• [Dataset records]:
***

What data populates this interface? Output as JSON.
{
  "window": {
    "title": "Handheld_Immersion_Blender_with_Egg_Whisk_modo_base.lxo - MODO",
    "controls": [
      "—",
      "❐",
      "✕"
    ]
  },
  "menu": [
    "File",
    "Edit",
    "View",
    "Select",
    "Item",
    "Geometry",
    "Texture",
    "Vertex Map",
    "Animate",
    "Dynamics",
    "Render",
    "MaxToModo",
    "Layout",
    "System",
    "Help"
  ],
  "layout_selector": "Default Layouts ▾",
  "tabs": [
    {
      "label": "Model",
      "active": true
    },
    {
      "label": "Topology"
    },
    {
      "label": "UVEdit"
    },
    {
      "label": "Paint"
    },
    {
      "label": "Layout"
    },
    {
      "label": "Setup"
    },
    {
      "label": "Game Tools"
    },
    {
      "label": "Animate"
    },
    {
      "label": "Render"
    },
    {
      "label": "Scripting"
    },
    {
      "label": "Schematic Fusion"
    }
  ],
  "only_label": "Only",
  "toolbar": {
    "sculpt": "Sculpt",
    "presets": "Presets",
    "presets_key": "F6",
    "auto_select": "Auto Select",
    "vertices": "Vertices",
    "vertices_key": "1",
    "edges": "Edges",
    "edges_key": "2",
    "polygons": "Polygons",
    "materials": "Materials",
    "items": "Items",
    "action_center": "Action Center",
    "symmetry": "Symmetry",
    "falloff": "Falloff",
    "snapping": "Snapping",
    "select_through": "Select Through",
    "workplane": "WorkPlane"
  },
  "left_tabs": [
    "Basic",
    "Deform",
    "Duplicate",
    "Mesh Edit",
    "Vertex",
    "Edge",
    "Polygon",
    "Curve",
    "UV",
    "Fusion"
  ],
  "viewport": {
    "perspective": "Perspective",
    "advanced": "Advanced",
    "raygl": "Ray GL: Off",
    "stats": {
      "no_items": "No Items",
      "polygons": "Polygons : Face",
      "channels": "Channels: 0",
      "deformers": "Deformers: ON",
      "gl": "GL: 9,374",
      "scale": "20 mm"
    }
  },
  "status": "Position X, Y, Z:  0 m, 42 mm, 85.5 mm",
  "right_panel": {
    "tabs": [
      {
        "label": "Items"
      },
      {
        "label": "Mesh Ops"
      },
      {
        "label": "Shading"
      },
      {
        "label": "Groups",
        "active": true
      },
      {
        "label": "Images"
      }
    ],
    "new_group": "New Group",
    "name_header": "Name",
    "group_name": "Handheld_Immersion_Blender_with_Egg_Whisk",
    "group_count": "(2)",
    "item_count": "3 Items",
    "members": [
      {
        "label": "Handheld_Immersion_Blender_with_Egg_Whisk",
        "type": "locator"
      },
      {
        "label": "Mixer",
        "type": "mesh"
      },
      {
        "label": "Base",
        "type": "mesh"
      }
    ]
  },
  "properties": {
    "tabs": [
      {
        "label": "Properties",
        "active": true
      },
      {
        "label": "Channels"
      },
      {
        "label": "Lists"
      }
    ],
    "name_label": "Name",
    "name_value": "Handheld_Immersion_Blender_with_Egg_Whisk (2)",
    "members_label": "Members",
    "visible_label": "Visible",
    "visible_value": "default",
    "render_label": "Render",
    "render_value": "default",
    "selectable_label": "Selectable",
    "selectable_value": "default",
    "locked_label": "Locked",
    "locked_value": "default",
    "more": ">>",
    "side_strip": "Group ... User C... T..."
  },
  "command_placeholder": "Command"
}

***

• [REQUIREMENT]: Retype the entries exactly, including every line.

• [REPLY TO THE TASK]:
What data populates this interface? Output as JSON.
{
  "window": {
    "title": "Handheld_Immersion_Blender_with_Egg_Whisk_modo_base.lxo - MODO",
    "controls": [
      "—",
      "❐",
      "✕"
    ]
  },
  "menu": [
    "File",
    "Edit",
    "View",
    "Select",
    "Item",
    "Geometry",
    "Texture",
    "Vertex Map",
    "Animate",
    "Dynamics",
    "Render",
    "MaxToModo",
    "Layout",
    "System",
    "Help"
  ],
  "layout_selector": "Default Layouts ▾",
  "tabs": [
    {
      "label": "Model",
      "active": true
    },
    {
      "label": "Topology"
    },
    {
      "label": "UVEdit"
    },
    {
      "label": "Paint"
    },
    {
      "label": "Layout"
    },
    {
      "label": "Setup"
    },
    {
      "label": "Game Tools"
    },
    {
      "label": "Animate"
    },
    {
      "label": "Render"
    },
    {
      "label": "Scripting"
    },
    {
      "label": "Schematic Fusion"
    }
  ],
  "only_label": "Only",
  "toolbar": {
    "sculpt": "Sculpt",
    "presets": "Presets",
    "presets_key": "F6",
    "auto_select": "Auto Select",
    "vertices": "Vertices",
    "vertices_key": "1",
    "edges": "Edges",
    "edges_key": "2",
    "polygons": "Polygons",
    "materials": "Materials",
    "items": "Items",
    "action_center": "Action Center",
    "symmetry": "Symmetry",
    "falloff": "Falloff",
    "snapping": "Snapping",
    "select_through": "Select Through",
    "workplane": "WorkPlane"
  },
  "left_tabs": [
    "Basic",
    "Deform",
    "Duplicate",
    "Mesh Edit",
    "Vertex",
    "Edge",
    "Polygon",
    "Curve",
    "UV",
    "Fusion"
  ],
  "viewport": {
    "perspective": "Perspective",
    "advanced": "Advanced",
    "raygl": "Ray GL: Off",
    "stats": {
      "no_items": "No Items",
      "polygons": "Polygons : Face",
      "channels": "Channels: 0",
      "deformers": "Deformers: ON",
      "gl": "GL: 9,374",
      "scale": "20 mm"
    }
  },
  "status": "Position X, Y, Z:  0 m, 42 mm, 85.5 mm",
  "right_panel": {
    "tabs": [
      {
        "label": "Items"
      },
      {
        "label": "Mesh Ops"
      },
      {
        "label": "Shading"
      },
      {
        "label": "Groups",
        "active": true
      },
      {
        "label": "Images"
      }
    ],
    "new_group": "New Group",
    "name_header": "Name",
    "group_name": "Handheld_Immersion_Blender_with_Egg_Whisk",
    "group_count": "(2)",
    "item_count": "3 Items",
    "members": [
      {
        "label": "Handheld_Immersion_Blender_with_Egg_Whisk",
        "type": "locator"
      },
      {
        "label": "Mixer",
        "type": "mesh"
      },
      {
        "label": "Base",
        "type": "mesh"
      }
    ]
  },
  "properties": {
    "tabs": [
      {
        "label": "Properties",
        "active": true
      },
      {
        "label": "Channels"
      },
      {
        "label": "Lists"
      }
    ],
    "name_label": "Name",
    "name_value": "Handheld_Immersion_Blender_with_Egg_Whisk (2)",
    "members_label": "Members",
    "visible_label": "Visible",
    "visible_value": "default",
    "render_label": "Render",
    "render_value": "default",
    "selectable_label": "Selectable",
    "selectable_value": "default",
    "locked_label": "Locked",
    "locked_value": "default",
    "more": ">>",
    "side_strip": "Group ... User C... T..."
  },
  "command_placeholder": "Command"
}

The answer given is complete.